WHAT TO DO –
Take the line that contains "What does this" and all lines after it, up to and including the last line of the data, and write them out exactly; nothing else belongs in the answer.

SOURCE DATA –

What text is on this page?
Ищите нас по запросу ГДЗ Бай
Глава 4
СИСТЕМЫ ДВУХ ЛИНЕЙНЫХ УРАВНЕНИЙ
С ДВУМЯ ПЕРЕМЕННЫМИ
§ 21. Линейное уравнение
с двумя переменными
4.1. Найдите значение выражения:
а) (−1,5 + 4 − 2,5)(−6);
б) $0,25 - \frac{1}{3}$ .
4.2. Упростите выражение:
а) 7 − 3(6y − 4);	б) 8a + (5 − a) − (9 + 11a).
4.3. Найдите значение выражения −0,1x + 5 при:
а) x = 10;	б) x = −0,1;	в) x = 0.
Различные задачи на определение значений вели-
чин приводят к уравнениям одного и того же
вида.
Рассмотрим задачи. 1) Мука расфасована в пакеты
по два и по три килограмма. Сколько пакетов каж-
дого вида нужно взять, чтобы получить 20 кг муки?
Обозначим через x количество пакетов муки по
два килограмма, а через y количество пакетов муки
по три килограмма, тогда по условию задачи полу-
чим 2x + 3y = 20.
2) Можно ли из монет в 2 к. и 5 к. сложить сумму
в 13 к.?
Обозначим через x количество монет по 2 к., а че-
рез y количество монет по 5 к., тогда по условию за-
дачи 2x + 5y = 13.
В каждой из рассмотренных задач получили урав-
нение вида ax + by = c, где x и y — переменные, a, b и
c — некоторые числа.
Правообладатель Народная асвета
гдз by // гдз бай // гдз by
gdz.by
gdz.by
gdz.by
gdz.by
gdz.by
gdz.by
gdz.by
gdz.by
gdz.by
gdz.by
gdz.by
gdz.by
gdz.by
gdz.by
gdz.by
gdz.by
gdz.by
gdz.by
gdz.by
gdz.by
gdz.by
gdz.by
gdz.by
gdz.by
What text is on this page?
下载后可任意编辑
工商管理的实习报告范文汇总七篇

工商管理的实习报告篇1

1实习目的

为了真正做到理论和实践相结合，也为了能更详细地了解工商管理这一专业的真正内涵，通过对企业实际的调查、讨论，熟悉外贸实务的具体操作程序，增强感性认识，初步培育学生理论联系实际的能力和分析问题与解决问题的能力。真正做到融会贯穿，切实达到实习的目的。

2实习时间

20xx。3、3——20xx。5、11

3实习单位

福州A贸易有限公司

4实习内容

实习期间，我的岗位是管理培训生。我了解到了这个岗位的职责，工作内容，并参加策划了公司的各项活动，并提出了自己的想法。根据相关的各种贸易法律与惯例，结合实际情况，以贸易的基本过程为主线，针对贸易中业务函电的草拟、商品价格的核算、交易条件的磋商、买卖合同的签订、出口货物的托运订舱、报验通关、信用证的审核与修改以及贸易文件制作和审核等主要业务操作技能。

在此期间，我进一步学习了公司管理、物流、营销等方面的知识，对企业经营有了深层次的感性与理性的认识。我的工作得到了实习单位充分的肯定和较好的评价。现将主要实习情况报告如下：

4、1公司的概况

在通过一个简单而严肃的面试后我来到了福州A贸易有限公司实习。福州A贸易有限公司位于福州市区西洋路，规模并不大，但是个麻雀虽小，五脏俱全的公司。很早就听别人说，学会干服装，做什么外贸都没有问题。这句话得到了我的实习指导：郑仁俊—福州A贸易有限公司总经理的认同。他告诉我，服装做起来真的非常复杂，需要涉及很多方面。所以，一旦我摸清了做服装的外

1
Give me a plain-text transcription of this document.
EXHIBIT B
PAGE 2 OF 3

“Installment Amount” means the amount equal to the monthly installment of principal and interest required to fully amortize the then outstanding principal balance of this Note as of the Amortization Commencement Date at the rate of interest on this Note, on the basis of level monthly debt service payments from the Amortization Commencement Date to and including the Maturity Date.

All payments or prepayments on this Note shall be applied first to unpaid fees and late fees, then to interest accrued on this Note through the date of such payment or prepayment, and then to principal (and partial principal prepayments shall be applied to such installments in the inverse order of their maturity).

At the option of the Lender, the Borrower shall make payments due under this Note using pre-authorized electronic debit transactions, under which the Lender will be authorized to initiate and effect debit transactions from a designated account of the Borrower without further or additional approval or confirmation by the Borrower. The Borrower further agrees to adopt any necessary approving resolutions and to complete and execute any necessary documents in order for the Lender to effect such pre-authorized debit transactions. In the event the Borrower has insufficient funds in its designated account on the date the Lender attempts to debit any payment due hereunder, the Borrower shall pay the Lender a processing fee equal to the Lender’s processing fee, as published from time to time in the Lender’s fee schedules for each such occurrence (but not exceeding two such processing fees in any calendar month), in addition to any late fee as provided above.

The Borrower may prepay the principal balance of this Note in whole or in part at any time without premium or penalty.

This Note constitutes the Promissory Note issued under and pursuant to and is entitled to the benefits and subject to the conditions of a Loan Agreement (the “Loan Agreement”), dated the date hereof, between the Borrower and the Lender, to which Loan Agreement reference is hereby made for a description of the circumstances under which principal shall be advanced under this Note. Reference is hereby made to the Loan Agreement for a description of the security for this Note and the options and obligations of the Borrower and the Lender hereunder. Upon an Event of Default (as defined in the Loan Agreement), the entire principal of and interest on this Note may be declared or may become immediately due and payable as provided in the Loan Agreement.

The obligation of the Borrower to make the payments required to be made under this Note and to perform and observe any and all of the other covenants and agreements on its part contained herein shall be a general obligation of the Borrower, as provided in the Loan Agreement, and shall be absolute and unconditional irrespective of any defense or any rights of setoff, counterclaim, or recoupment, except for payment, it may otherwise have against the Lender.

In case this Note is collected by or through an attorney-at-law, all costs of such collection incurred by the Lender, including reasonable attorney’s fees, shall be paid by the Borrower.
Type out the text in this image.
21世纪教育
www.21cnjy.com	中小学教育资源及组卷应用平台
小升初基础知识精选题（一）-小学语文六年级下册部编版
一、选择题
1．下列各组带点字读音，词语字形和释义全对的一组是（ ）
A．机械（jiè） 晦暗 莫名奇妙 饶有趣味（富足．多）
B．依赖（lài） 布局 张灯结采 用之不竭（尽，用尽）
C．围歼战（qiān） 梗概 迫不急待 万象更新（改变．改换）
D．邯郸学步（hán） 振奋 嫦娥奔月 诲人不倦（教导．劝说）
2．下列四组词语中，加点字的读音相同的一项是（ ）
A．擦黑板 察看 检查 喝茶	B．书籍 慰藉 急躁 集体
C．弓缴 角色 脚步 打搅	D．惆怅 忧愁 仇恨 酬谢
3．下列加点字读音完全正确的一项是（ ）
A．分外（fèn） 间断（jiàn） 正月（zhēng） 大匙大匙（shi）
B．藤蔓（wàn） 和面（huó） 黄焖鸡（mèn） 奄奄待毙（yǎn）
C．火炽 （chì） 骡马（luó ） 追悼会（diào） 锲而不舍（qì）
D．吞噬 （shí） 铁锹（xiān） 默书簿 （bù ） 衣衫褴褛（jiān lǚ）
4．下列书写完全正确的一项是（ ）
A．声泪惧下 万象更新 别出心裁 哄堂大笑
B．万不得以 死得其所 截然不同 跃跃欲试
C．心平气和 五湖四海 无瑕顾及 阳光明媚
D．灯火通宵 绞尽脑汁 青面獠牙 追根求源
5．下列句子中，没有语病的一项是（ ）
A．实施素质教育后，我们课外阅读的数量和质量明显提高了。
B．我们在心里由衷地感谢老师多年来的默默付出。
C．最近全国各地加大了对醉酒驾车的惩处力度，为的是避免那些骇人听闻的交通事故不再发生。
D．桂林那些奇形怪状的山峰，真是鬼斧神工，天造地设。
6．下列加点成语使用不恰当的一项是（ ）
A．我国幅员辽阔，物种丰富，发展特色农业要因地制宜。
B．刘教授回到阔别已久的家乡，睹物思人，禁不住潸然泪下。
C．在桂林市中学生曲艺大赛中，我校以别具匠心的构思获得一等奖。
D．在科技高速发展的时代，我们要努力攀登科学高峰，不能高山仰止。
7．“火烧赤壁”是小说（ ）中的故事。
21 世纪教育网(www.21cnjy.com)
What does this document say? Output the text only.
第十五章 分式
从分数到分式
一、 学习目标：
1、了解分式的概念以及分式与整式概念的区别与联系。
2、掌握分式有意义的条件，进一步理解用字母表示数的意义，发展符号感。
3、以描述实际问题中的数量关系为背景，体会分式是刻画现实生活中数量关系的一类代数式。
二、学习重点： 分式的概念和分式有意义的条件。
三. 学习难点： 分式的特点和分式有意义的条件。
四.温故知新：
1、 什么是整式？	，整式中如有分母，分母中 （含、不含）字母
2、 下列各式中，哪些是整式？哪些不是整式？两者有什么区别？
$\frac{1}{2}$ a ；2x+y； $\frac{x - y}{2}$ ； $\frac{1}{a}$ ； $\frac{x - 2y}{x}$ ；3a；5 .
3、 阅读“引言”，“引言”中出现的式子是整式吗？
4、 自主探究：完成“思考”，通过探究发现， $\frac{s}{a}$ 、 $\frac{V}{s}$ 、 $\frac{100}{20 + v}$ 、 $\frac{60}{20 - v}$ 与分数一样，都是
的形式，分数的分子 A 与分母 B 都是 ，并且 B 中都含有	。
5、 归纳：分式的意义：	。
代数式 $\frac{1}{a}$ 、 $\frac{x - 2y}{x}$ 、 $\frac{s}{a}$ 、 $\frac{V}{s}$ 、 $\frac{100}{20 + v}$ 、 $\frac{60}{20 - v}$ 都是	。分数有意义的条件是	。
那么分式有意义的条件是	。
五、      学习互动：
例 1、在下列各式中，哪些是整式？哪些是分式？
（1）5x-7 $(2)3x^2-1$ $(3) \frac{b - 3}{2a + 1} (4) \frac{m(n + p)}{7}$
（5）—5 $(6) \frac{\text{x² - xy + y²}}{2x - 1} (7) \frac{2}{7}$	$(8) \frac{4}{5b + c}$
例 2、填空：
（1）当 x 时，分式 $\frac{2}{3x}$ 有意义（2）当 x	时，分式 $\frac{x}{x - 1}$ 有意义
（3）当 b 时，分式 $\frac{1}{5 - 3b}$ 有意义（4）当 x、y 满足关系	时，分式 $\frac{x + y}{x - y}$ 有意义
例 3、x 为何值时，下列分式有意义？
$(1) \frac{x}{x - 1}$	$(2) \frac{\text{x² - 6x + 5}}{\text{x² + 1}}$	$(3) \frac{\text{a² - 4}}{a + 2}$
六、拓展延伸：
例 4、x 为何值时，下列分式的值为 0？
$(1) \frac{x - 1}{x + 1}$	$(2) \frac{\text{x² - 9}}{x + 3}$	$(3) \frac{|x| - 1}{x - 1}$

EXERCISE SOLUTION –
What does this document say? Output the text only.
第十五章 分式
从分数到分式
一、 学习目标：
1、了解分式的概念以及分式与整式概念的区别与联系。
2、掌握分式有意义的条件，进一步理解用字母表示数的意义，发展符号感。
3、以描述实际问题中的数量关系为背景，体会分式是刻画现实生活中数量关系的一类代数式。
二、学习重点： 分式的概念和分式有意义的条件。
三. 学习难点： 分式的特点和分式有意义的条件。
四.温故知新：
1、 什么是整式？	，整式中如有分母，分母中 （含、不含）字母
2、 下列各式中，哪些是整式？哪些不是整式？两者有什么区别？
$\frac{1}{2}$ a ；2x+y； $\frac{x - y}{2}$ ； $\frac{1}{a}$ ； $\frac{x - 2y}{x}$ ；3a；5 .
3、 阅读“引言”，“引言”中出现的式子是整式吗？
4、 自主探究：完成“思考”，通过探究发现， $\frac{s}{a}$ 、 $\frac{V}{s}$ 、 $\frac{100}{20 + v}$ 、 $\frac{60}{20 - v}$ 与分数一样，都是
的形式，分数的分子 A 与分母 B 都是 ，并且 B 中都含有	。
5、 归纳：分式的意义：	。
代数式 $\frac{1}{a}$ 、 $\frac{x - 2y}{x}$ 、 $\frac{s}{a}$ 、 $\frac{V}{s}$ 、 $\frac{100}{20 + v}$ 、 $\frac{60}{20 - v}$ 都是	。分数有意义的条件是	。
那么分式有意义的条件是	。
五、      学习互动：
例 1、在下列各式中，哪些是整式？哪些是分式？
（1）5x-7 $(2)3x^2-1$ $(3) \frac{b - 3}{2a + 1} (4) \frac{m(n + p)}{7}$
（5）—5 $(6) \frac{\text{x² - xy + y²}}{2x - 1} (7) \frac{2}{7}$	$(8) \frac{4}{5b + c}$
例 2、填空：
（1）当 x 时，分式 $\frac{2}{3x}$ 有意义（2）当 x	时，分式 $\frac{x}{x - 1}$ 有意义
（3）当 b 时，分式 $\frac{1}{5 - 3b}$ 有意义（4）当 x、y 满足关系	时，分式 $\frac{x + y}{x - y}$ 有意义
例 3、x 为何值时，下列分式有意义？
$(1) \frac{x}{x - 1}$	$(2) \frac{\text{x² - 6x + 5}}{\text{x² + 1}}$	$(3) \frac{\text{a² - 4}}{a + 2}$
六、拓展延伸：
例 4、x 为何值时，下列分式的值为 0？
$(1) \frac{x - 1}{x + 1}$	$(2) \frac{\text{x² - 9}}{x + 3}$	$(3) \frac{|x| - 1}{x - 1}$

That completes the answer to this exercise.